## INPUT

▽

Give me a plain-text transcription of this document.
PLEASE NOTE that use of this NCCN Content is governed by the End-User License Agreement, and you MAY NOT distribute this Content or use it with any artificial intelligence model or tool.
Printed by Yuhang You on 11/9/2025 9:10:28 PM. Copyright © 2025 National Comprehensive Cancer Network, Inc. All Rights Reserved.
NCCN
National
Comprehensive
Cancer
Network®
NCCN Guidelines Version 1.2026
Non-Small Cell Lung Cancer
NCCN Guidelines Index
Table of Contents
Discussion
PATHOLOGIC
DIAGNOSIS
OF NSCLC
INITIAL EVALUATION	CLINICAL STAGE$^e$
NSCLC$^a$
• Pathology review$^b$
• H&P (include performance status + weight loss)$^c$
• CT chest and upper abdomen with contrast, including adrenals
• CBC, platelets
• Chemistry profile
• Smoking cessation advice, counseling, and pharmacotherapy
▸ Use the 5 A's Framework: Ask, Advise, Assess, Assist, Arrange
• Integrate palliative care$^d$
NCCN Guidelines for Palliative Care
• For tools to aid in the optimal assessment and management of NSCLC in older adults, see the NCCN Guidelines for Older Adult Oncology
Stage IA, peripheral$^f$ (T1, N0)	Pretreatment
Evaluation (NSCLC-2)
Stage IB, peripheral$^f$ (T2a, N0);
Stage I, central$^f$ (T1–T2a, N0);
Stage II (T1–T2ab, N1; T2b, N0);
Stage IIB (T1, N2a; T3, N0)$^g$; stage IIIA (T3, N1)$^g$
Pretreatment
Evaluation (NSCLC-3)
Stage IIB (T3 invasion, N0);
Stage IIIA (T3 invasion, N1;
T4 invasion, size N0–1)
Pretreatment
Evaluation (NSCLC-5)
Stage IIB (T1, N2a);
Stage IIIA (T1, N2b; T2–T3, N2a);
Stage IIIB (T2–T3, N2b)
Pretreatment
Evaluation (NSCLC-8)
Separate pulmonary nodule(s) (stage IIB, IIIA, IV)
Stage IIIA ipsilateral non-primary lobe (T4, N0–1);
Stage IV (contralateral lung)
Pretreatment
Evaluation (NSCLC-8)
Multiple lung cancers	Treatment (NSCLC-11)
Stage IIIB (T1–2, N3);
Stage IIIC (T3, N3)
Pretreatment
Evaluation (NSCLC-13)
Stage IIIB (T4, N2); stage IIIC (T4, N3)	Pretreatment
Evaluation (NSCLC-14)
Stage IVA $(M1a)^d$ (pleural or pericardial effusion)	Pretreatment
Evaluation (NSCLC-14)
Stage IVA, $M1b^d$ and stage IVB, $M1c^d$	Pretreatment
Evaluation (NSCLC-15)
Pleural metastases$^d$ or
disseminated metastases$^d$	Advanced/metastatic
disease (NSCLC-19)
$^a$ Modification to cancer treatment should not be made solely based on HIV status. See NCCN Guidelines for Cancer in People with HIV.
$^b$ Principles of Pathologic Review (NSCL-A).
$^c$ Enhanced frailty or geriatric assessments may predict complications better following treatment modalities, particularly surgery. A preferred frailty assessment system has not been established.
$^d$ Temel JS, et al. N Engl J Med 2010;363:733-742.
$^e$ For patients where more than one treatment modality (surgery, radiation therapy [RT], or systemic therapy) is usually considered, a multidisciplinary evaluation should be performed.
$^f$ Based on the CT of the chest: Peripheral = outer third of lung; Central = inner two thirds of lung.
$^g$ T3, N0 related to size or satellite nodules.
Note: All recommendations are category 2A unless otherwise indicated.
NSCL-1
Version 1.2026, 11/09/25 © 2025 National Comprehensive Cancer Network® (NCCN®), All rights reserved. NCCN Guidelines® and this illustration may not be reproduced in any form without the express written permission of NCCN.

△

## TASK OBJECTIVE
Quote the entire listing above exactly.

## ANSWER TO THIS TASK
Give me a plain-text transcription of this document.
PLEASE NOTE that use of this NCCN Content is governed by the End-User License Agreement, and you MAY NOT distribute this Content or use it with any artificial intelligence model or tool.
Printed by Yuhang You on 11/9/2025 9:10:28 PM. Copyright © 2025 National Comprehensive Cancer Network, Inc. All Rights Reserved.
NCCN
National
Comprehensive
Cancer
Network®
NCCN Guidelines Version 1.2026
Non-Small Cell Lung Cancer
NCCN Guidelines Index
Table of Contents
Discussion
PATHOLOGIC
DIAGNOSIS
OF NSCLC
INITIAL EVALUATION	CLINICAL STAGE$^e$
NSCLC$^a$
• Pathology review$^b$
• H&P (include performance status + weight loss)$^c$
• CT chest and upper abdomen with contrast, including adrenals
• CBC, platelets
• Chemistry profile
• Smoking cessation advice, counseling, and pharmacotherapy
▸ Use the 5 A's Framework: Ask, Advise, Assess, Assist, Arrange
• Integrate palliative care$^d$
NCCN Guidelines for Palliative Care
• For tools to aid in the optimal assessment and management of NSCLC in older adults, see the NCCN Guidelines for Older Adult Oncology
Stage IA, peripheral$^f$ (T1, N0)	Pretreatment
Evaluation (NSCLC-2)
Stage IB, peripheral$^f$ (T2a, N0);
Stage I, central$^f$ (T1–T2a, N0);
Stage II (T1–T2ab, N1; T2b, N0);
Stage IIB (T1, N2a; T3, N0)$^g$; stage IIIA (T3, N1)$^g$
Pretreatment
Evaluation (NSCLC-3)
Stage IIB (T3 invasion, N0);
Stage IIIA (T3 invasion, N1;
T4 invasion, size N0–1)
Pretreatment
Evaluation (NSCLC-5)
Stage IIB (T1, N2a);
Stage IIIA (T1, N2b; T2–T3, N2a);
Stage IIIB (T2–T3, N2b)
Pretreatment
Evaluation (NSCLC-8)
Separate pulmonary nodule(s) (stage IIB, IIIA, IV)
Stage IIIA ipsilateral non-primary lobe (T4, N0–1);
Stage IV (contralateral lung)
Pretreatment
Evaluation (NSCLC-8)
Multiple lung cancers	Treatment (NSCLC-11)
Stage IIIB (T1–2, N3);
Stage IIIC (T3, N3)
Pretreatment
Evaluation (NSCLC-13)
Stage IIIB (T4, N2); stage IIIC (T4, N3)	Pretreatment
Evaluation (NSCLC-14)
Stage IVA $(M1a)^d$ (pleural or pericardial effusion)	Pretreatment
Evaluation (NSCLC-14)
Stage IVA, $M1b^d$ and stage IVB, $M1c^d$	Pretreatment
Evaluation (NSCLC-15)
Pleural metastases$^d$ or
disseminated metastases$^d$	Advanced/metastatic
disease (NSCLC-19)
$^a$ Modification to cancer treatment should not be made solely based on HIV status. See NCCN Guidelines for Cancer in People with HIV.
$^b$ Principles of Pathologic Review (NSCL-A).
$^c$ Enhanced frailty or geriatric assessments may predict complications better following treatment modalities, particularly surgery. A preferred frailty assessment system has not been established.
$^d$ Temel JS, et al. N Engl J Med 2010;363:733-742.
$^e$ For patients where more than one treatment modality (surgery, radiation therapy [RT], or systemic therapy) is usually considered, a multidisciplinary evaluation should be performed.
$^f$ Based on the CT of the chest: Peripheral = outer third of lung; Central = inner two thirds of lung.
$^g$ T3, N0 related to size or satellite nodules.
Note: All recommendations are category 2A unless otherwise indicated.
NSCL-1
Version 1.2026, 11/09/25 © 2025 National Comprehensive Cancer Network® (NCCN®), All rights reserved. NCCN Guidelines® and this illustration may not be reproduced in any form without the express written permission of NCCN.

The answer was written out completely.